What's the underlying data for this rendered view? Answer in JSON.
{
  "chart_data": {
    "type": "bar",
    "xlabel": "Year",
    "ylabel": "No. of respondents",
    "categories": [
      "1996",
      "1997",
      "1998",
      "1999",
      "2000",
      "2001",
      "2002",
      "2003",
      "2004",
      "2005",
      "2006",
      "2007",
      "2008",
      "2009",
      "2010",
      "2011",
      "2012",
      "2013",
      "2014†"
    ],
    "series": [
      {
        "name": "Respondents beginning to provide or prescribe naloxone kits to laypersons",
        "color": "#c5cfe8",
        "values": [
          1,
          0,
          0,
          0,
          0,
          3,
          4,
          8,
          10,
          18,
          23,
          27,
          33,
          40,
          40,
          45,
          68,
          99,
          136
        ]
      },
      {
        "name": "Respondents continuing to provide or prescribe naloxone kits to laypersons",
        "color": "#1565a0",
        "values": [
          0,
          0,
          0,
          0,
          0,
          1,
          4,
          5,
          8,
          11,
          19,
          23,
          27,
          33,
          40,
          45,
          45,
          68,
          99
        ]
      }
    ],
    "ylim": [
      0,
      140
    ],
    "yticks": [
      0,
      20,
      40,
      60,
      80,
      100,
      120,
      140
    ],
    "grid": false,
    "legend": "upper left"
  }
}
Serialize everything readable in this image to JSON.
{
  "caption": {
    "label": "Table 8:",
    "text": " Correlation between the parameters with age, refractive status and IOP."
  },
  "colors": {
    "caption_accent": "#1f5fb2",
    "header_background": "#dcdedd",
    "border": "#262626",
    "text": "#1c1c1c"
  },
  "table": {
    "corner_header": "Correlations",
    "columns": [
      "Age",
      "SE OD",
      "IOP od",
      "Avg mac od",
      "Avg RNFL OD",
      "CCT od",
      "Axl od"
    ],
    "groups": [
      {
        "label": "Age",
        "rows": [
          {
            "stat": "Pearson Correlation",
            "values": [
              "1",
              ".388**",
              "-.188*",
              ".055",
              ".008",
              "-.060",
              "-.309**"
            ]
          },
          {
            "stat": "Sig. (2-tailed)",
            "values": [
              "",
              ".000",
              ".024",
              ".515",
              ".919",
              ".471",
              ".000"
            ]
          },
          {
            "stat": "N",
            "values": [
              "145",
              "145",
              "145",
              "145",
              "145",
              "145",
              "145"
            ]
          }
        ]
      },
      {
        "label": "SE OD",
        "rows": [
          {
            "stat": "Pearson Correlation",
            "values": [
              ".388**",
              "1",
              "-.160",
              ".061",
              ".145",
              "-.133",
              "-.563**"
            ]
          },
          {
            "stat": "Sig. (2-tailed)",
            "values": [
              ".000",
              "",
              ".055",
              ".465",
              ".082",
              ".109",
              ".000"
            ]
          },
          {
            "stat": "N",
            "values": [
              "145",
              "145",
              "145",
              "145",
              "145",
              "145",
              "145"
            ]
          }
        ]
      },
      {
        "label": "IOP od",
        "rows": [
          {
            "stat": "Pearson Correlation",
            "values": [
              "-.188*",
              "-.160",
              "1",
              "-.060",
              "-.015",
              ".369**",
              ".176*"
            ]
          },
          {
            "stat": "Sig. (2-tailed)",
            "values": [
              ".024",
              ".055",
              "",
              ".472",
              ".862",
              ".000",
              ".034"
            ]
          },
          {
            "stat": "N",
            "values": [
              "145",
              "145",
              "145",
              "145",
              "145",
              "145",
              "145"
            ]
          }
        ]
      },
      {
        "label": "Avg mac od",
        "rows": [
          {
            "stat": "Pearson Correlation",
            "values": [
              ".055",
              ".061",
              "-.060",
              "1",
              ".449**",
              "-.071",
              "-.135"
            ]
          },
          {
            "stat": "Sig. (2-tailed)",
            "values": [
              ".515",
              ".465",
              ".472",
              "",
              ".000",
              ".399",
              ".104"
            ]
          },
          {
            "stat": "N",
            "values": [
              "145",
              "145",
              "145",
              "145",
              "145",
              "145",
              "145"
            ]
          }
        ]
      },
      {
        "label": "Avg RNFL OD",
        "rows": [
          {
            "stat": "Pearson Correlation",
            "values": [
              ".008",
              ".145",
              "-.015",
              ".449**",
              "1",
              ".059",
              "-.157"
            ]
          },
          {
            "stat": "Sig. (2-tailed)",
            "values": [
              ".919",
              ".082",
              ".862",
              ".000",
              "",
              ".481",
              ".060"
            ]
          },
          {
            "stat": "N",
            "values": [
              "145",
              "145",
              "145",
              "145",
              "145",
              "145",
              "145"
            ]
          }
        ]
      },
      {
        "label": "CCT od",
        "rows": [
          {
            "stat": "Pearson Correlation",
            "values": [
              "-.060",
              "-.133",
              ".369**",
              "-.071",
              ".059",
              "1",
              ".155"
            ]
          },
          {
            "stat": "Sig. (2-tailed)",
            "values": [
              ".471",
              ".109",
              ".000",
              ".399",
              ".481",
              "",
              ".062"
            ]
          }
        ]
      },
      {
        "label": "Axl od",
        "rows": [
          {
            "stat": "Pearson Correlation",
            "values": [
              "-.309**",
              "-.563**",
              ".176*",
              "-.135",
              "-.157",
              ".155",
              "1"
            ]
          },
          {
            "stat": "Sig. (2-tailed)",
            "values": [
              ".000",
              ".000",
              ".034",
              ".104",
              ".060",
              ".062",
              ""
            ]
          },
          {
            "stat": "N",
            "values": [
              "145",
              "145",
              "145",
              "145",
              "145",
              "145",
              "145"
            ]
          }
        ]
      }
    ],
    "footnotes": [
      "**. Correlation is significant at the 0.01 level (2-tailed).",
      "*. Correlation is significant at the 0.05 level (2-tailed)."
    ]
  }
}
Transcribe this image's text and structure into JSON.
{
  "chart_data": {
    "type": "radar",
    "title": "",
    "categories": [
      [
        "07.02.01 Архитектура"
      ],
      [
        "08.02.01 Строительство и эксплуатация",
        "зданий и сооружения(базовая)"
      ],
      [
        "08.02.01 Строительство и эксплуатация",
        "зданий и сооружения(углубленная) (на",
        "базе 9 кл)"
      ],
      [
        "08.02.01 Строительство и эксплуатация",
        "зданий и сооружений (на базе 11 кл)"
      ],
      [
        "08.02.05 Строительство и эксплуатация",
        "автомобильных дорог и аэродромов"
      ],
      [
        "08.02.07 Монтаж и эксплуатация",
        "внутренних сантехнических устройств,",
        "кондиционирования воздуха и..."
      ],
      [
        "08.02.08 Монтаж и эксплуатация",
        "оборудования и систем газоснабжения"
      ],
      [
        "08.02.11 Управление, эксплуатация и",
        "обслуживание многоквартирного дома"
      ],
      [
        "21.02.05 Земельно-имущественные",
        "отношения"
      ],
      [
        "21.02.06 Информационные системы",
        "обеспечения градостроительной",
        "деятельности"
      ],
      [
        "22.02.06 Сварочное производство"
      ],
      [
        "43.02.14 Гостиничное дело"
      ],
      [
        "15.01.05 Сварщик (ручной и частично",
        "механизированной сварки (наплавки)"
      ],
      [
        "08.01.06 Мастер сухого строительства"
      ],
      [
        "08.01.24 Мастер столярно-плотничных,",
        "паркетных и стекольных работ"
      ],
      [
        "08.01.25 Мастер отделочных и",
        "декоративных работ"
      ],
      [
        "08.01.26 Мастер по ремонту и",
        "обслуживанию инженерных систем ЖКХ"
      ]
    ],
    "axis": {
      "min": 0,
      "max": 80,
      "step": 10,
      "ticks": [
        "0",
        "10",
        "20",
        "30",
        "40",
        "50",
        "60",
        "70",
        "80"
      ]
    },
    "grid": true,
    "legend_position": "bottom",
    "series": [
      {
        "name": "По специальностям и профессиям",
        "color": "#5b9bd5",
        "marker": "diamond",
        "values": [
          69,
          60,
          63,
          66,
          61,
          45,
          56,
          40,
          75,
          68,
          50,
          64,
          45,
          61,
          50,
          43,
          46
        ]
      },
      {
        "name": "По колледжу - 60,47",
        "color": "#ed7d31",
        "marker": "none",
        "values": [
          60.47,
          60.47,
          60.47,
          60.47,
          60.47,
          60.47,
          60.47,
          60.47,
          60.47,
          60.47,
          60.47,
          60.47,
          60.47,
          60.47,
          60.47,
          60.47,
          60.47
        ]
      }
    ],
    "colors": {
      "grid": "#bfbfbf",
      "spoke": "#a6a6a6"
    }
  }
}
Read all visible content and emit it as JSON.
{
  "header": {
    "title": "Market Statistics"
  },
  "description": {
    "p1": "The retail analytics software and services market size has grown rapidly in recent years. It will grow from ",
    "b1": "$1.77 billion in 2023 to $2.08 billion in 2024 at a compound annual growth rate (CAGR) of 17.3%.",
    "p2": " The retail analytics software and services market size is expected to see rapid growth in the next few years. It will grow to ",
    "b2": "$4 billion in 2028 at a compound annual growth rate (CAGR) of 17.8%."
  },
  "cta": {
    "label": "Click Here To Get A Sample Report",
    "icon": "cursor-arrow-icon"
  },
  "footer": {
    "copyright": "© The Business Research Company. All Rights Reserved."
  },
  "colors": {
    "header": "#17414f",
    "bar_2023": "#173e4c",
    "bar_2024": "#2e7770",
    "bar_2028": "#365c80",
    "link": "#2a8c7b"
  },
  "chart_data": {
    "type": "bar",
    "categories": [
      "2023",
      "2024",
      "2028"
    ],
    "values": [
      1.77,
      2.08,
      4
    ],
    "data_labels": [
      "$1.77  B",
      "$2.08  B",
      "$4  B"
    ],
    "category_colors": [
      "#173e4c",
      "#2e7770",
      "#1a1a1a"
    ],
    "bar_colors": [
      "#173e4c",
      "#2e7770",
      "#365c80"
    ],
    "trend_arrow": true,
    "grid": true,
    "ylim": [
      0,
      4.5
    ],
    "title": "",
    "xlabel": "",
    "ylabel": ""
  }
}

◆ **To be done**
Search the entries for the string "growth" and collect each line that has it.

◆ **Final result**
    "b1": "$1.77 billion in 2023 to $2.08 billion in 2024 at a compound annual growth rate (CAGR) of 17.3%.",
    "p2": " The retail analytics software and services market size is expected to see rapid growth in the next few years. It will grow to ",
    "b2": "$4 billion in 2028 at a compound annual growth rate (CAGR) of 17.8%."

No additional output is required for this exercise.